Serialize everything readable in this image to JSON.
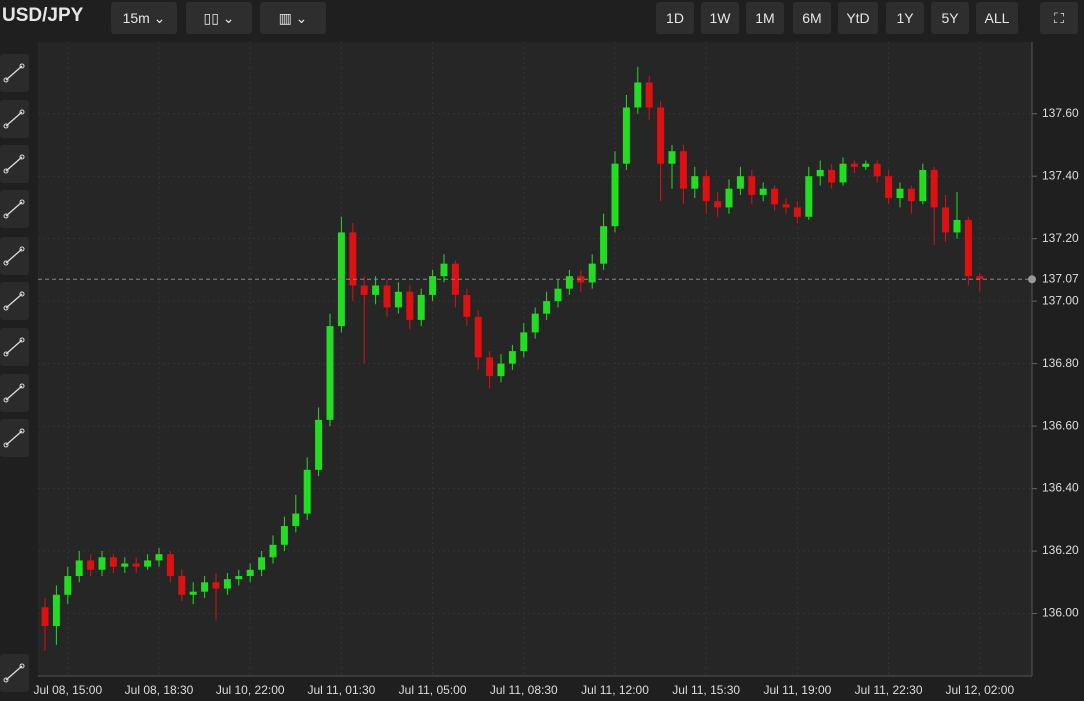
{
  "toolbar": {
    "symbol": "USD/JPY",
    "interval": "15m",
    "ranges": [
      "1D",
      "1W",
      "1M",
      "6M",
      "YtD",
      "1Y",
      "5Y",
      "ALL"
    ]
  },
  "chart_data": {
    "type": "candlestick",
    "colors": {
      "up": "#22dd22",
      "down": "#dd1111"
    },
    "categories": [
      null,
      null,
      "Jul 08, 15:00",
      null,
      null,
      null,
      null,
      null,
      null,
      null,
      "Jul 08, 18:30",
      null,
      null,
      null,
      null,
      null,
      null,
      null,
      "Jul 10, 22:00",
      null,
      null,
      null,
      null,
      null,
      null,
      null,
      "Jul 11, 01:30",
      null,
      null,
      null,
      null,
      null,
      null,
      null,
      "Jul 11, 05:00",
      null,
      null,
      null,
      null,
      null,
      null,
      null,
      "Jul 11, 08:30",
      null,
      null,
      null,
      null,
      null,
      null,
      null,
      "Jul 11, 12:00",
      null,
      null,
      null,
      null,
      null,
      null,
      null,
      "Jul 11, 15:30",
      null,
      null,
      null,
      null,
      null,
      null,
      null,
      "Jul 11, 19:00",
      null,
      null,
      null,
      null,
      null,
      null,
      null,
      "Jul 11, 22:30",
      null,
      null,
      null,
      null,
      null,
      null,
      null,
      "Jul 12, 02:00"
    ],
    "ohlc": [
      [
        136.02,
        136.05,
        135.88,
        135.96
      ],
      [
        135.96,
        136.09,
        135.9,
        136.06
      ],
      [
        136.06,
        136.15,
        136.03,
        136.12
      ],
      [
        136.12,
        136.2,
        136.1,
        136.17
      ],
      [
        136.17,
        136.19,
        136.12,
        136.14
      ],
      [
        136.14,
        136.2,
        136.12,
        136.18
      ],
      [
        136.18,
        136.19,
        136.13,
        136.15
      ],
      [
        136.15,
        136.18,
        136.13,
        136.16
      ],
      [
        136.16,
        136.18,
        136.13,
        136.15
      ],
      [
        136.15,
        136.19,
        136.14,
        136.17
      ],
      [
        136.17,
        136.21,
        136.15,
        136.19
      ],
      [
        136.19,
        136.2,
        136.1,
        136.12
      ],
      [
        136.12,
        136.14,
        136.04,
        136.06
      ],
      [
        136.06,
        136.1,
        136.03,
        136.07
      ],
      [
        136.07,
        136.12,
        136.05,
        136.1
      ],
      [
        136.1,
        136.13,
        135.98,
        136.08
      ],
      [
        136.08,
        136.13,
        136.06,
        136.11
      ],
      [
        136.11,
        136.14,
        136.09,
        136.12
      ],
      [
        136.12,
        136.16,
        136.1,
        136.14
      ],
      [
        136.14,
        136.2,
        136.12,
        136.18
      ],
      [
        136.18,
        136.25,
        136.16,
        136.22
      ],
      [
        136.22,
        136.31,
        136.2,
        136.28
      ],
      [
        136.28,
        136.38,
        136.26,
        136.32
      ],
      [
        136.32,
        136.5,
        136.3,
        136.46
      ],
      [
        136.46,
        136.66,
        136.44,
        136.62
      ],
      [
        136.62,
        136.96,
        136.6,
        136.92
      ],
      [
        136.92,
        137.27,
        136.9,
        137.22
      ],
      [
        137.22,
        137.25,
        137.0,
        137.05
      ],
      [
        137.05,
        137.08,
        136.8,
        137.02
      ],
      [
        137.02,
        137.08,
        136.99,
        137.05
      ],
      [
        137.05,
        137.07,
        136.95,
        136.98
      ],
      [
        136.98,
        137.06,
        136.96,
        137.03
      ],
      [
        137.03,
        137.05,
        136.91,
        136.94
      ],
      [
        136.94,
        137.04,
        136.92,
        137.02
      ],
      [
        137.02,
        137.1,
        137.0,
        137.08
      ],
      [
        137.08,
        137.15,
        137.06,
        137.12
      ],
      [
        137.12,
        137.13,
        136.98,
        137.02
      ],
      [
        137.02,
        137.04,
        136.92,
        136.95
      ],
      [
        136.95,
        136.97,
        136.78,
        136.82
      ],
      [
        136.82,
        136.84,
        136.72,
        136.76
      ],
      [
        136.76,
        136.83,
        136.74,
        136.8
      ],
      [
        136.8,
        136.86,
        136.78,
        136.84
      ],
      [
        136.84,
        136.93,
        136.82,
        136.9
      ],
      [
        136.9,
        136.98,
        136.88,
        136.96
      ],
      [
        136.96,
        137.03,
        136.94,
        137.0
      ],
      [
        137.0,
        137.07,
        136.98,
        137.04
      ],
      [
        137.04,
        137.1,
        137.02,
        137.08
      ],
      [
        137.08,
        137.1,
        137.03,
        137.06
      ],
      [
        137.06,
        137.15,
        137.04,
        137.12
      ],
      [
        137.12,
        137.28,
        137.1,
        137.24
      ],
      [
        137.24,
        137.48,
        137.22,
        137.44
      ],
      [
        137.44,
        137.66,
        137.42,
        137.62
      ],
      [
        137.62,
        137.75,
        137.6,
        137.7
      ],
      [
        137.7,
        137.72,
        137.58,
        137.62
      ],
      [
        137.62,
        137.64,
        137.32,
        137.44
      ],
      [
        137.44,
        137.5,
        137.36,
        137.48
      ],
      [
        137.48,
        137.5,
        137.31,
        137.36
      ],
      [
        137.36,
        137.43,
        137.33,
        137.4
      ],
      [
        137.4,
        137.42,
        137.28,
        137.32
      ],
      [
        137.32,
        137.35,
        137.27,
        137.3
      ],
      [
        137.3,
        137.39,
        137.28,
        137.36
      ],
      [
        137.36,
        137.43,
        137.34,
        137.4
      ],
      [
        137.4,
        137.42,
        137.31,
        137.34
      ],
      [
        137.34,
        137.38,
        137.32,
        137.36
      ],
      [
        137.36,
        137.37,
        137.29,
        137.31
      ],
      [
        137.31,
        137.33,
        137.28,
        137.3
      ],
      [
        137.3,
        137.32,
        137.25,
        137.27
      ],
      [
        137.27,
        137.43,
        137.26,
        137.4
      ],
      [
        137.4,
        137.45,
        137.37,
        137.42
      ],
      [
        137.42,
        137.44,
        137.36,
        137.38
      ],
      [
        137.38,
        137.46,
        137.37,
        137.44
      ],
      [
        137.44,
        137.45,
        137.41,
        137.43
      ],
      [
        137.43,
        137.45,
        137.42,
        137.44
      ],
      [
        137.44,
        137.45,
        137.38,
        137.4
      ],
      [
        137.4,
        137.42,
        137.31,
        137.33
      ],
      [
        137.33,
        137.38,
        137.3,
        137.36
      ],
      [
        137.36,
        137.37,
        137.28,
        137.32
      ],
      [
        137.32,
        137.44,
        137.31,
        137.42
      ],
      [
        137.42,
        137.43,
        137.18,
        137.3
      ],
      [
        137.3,
        137.34,
        137.19,
        137.22
      ],
      [
        137.22,
        137.35,
        137.2,
        137.26
      ],
      [
        137.26,
        137.27,
        137.05,
        137.08
      ],
      [
        137.08,
        137.09,
        137.03,
        137.07
      ]
    ],
    "ylim": [
      135.8,
      137.82
    ],
    "yticks": [
      {
        "value": 136,
        "label": "136.00"
      },
      {
        "value": 136.2,
        "label": "136.20"
      },
      {
        "value": 136.4,
        "label": "136.40"
      },
      {
        "value": 136.6,
        "label": "136.60"
      },
      {
        "value": 136.8,
        "label": "136.80"
      },
      {
        "value": 137,
        "label": "137.00"
      },
      {
        "value": 137.2,
        "label": "137.20"
      },
      {
        "value": 137.4,
        "label": "137.40"
      },
      {
        "value": 137.6,
        "label": "137.60"
      }
    ],
    "last": {
      "value": 137.07,
      "label": "137.07"
    },
    "grid": true
  }
}
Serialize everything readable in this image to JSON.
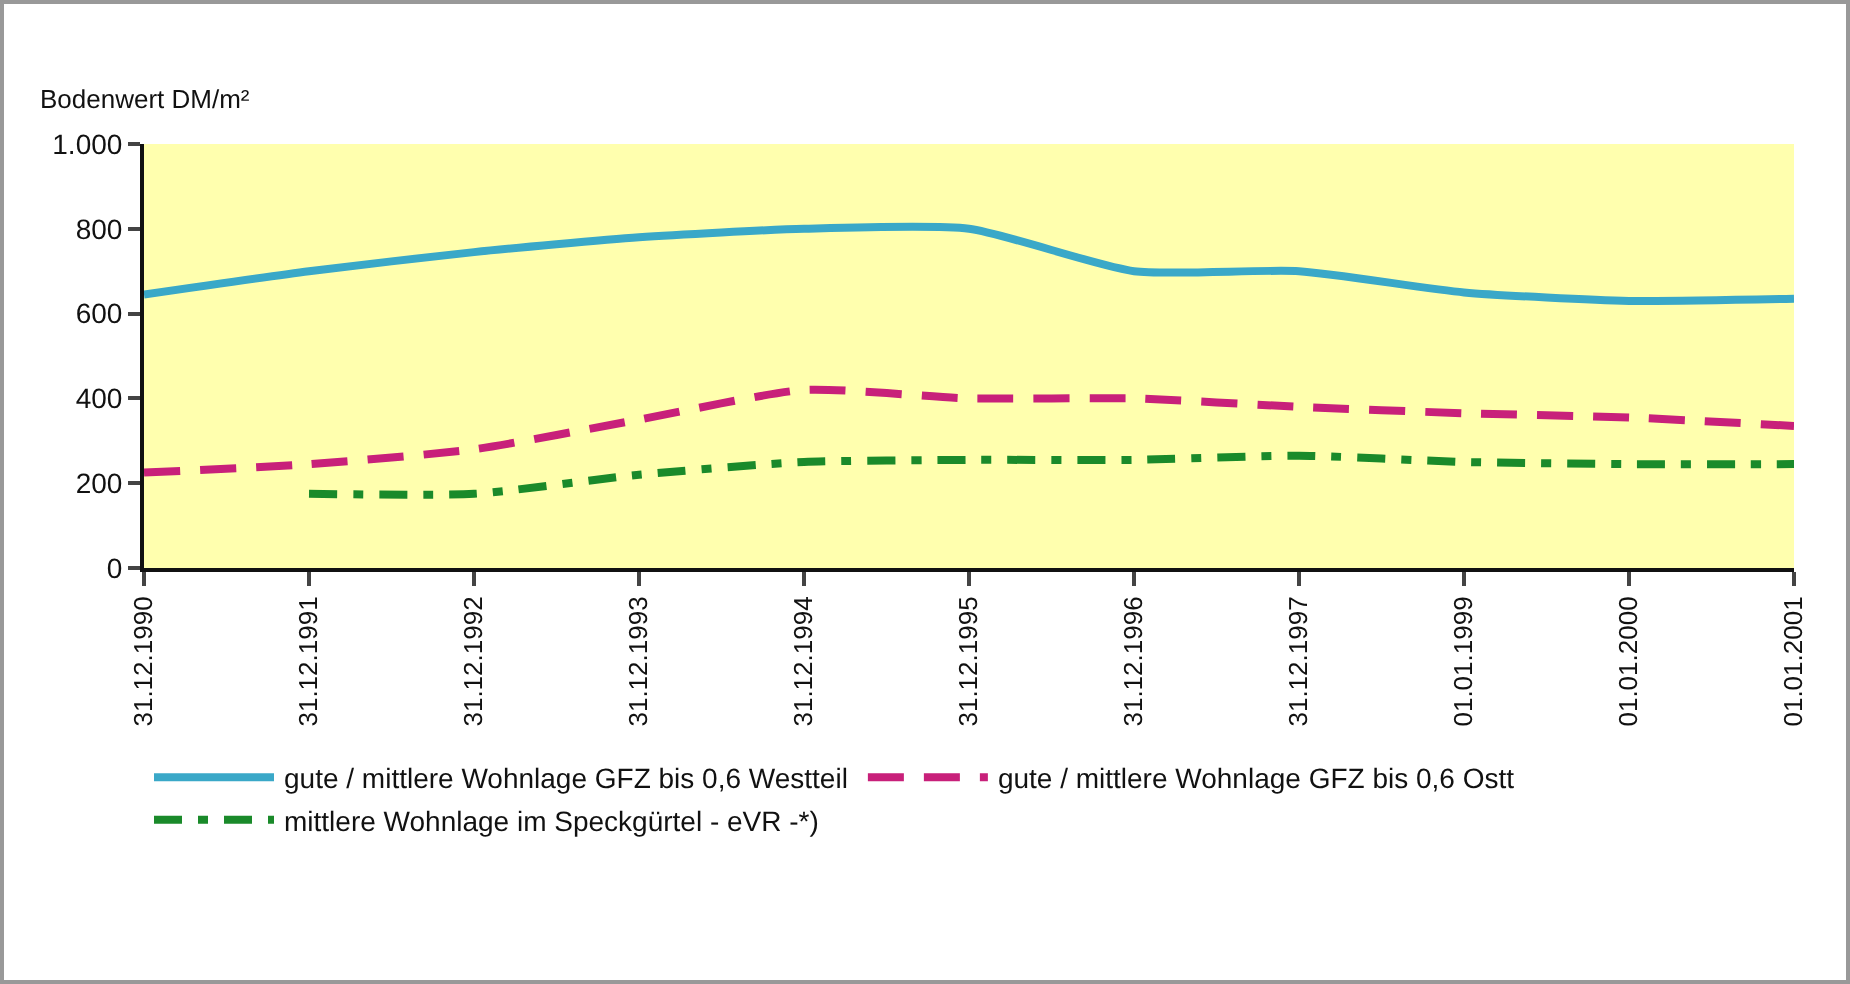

========================================================================

[What you need to do]
From the data, pick out every line that includes "label".

[Result for this exercise]
        "label": "136.00"
        "label": "136.20"
        "label": "136.40"
        "label": "136.60"
        "label": "136.80"
        "label": "137.00"
        "label": "137.20"
        "label": "137.40"
        "label": "137.60"
      "label": "137.07"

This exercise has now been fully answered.